Task goal — In the entries that follow, identify the line containing "Output a JSON" and return it together with all later lines, exactly as they appear.

Dataset extract —
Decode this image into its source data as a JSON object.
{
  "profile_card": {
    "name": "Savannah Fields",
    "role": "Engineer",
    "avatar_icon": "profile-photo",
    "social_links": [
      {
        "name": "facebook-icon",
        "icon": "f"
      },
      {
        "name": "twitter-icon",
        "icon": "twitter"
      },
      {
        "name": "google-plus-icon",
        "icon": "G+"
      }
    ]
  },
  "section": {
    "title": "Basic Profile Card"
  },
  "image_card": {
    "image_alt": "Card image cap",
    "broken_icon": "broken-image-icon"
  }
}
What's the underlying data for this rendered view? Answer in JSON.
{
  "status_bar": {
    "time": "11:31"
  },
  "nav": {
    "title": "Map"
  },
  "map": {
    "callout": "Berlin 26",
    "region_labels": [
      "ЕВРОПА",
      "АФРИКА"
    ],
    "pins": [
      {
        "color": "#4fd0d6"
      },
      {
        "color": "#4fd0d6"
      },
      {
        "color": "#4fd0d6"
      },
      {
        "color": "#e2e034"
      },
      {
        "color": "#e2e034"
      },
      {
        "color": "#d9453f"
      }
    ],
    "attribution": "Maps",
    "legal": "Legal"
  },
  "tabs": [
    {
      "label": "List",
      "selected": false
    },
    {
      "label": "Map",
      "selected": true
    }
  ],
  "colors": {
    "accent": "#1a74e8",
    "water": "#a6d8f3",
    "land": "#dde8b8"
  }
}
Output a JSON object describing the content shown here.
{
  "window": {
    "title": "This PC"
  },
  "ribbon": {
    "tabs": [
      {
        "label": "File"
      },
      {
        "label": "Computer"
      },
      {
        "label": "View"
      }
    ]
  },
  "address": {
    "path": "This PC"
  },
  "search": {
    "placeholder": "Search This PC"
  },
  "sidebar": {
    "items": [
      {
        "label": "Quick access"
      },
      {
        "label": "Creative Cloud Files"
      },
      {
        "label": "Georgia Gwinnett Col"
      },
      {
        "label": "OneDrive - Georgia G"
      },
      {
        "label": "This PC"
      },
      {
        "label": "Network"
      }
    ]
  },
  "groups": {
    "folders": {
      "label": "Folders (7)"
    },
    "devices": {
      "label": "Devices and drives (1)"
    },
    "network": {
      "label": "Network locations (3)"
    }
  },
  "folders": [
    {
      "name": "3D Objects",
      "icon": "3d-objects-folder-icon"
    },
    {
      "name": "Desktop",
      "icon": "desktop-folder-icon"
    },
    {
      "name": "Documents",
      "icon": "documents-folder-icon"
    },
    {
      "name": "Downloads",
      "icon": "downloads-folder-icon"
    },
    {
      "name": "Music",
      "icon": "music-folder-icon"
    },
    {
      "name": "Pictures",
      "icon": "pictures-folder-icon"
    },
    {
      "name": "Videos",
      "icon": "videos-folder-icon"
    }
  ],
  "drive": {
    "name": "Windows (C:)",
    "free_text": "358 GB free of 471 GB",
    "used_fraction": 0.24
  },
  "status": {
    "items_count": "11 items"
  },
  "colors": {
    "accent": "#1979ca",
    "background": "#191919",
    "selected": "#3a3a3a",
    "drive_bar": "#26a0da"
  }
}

Worked solution —
Output a JSON object describing the content shown here.
{
  "window": {
    "title": "This PC"
  },
  "ribbon": {
    "tabs": [
      {
        "label": "File"
      },
      {
        "label": "Computer"
      },
      {
        "label": "View"
      }
    ]
  },
  "address": {
    "path": "This PC"
  },
  "search": {
    "placeholder": "Search This PC"
  },
  "sidebar": {
    "items": [
      {
        "label": "Quick access"
      },
      {
        "label": "Creative Cloud Files"
      },
      {
        "label": "Georgia Gwinnett Col"
      },
      {
        "label": "OneDrive - Georgia G"
      },
      {
        "label": "This PC"
      },
      {
        "label": "Network"
      }
    ]
  },
  "groups": {
    "folders": {
      "label": "Folders (7)"
    },
    "devices": {
      "label": "Devices and drives (1)"
    },
    "network": {
      "label": "Network locations (3)"
    }
  },
  "folders": [
    {
      "name": "3D Objects",
      "icon": "3d-objects-folder-icon"
    },
    {
      "name": "Desktop",
      "icon": "desktop-folder-icon"
    },
    {
      "name": "Documents",
      "icon": "documents-folder-icon"
    },
    {
      "name": "Downloads",
      "icon": "downloads-folder-icon"
    },
    {
      "name": "Music",
      "icon": "music-folder-icon"
    },
    {
      "name": "Pictures",
      "icon": "pictures-folder-icon"
    },
    {
      "name": "Videos",
      "icon": "videos-folder-icon"
    }
  ],
  "drive": {
    "name": "Windows (C:)",
    "free_text": "358 GB free of 471 GB",
    "used_fraction": 0.24
  },
  "status": {
    "items_count": "11 items"
  },
  "colors": {
    "accent": "#1979ca",
    "background": "#191919",
    "selected": "#3a3a3a",
    "drive_bar": "#26a0da"
  }
}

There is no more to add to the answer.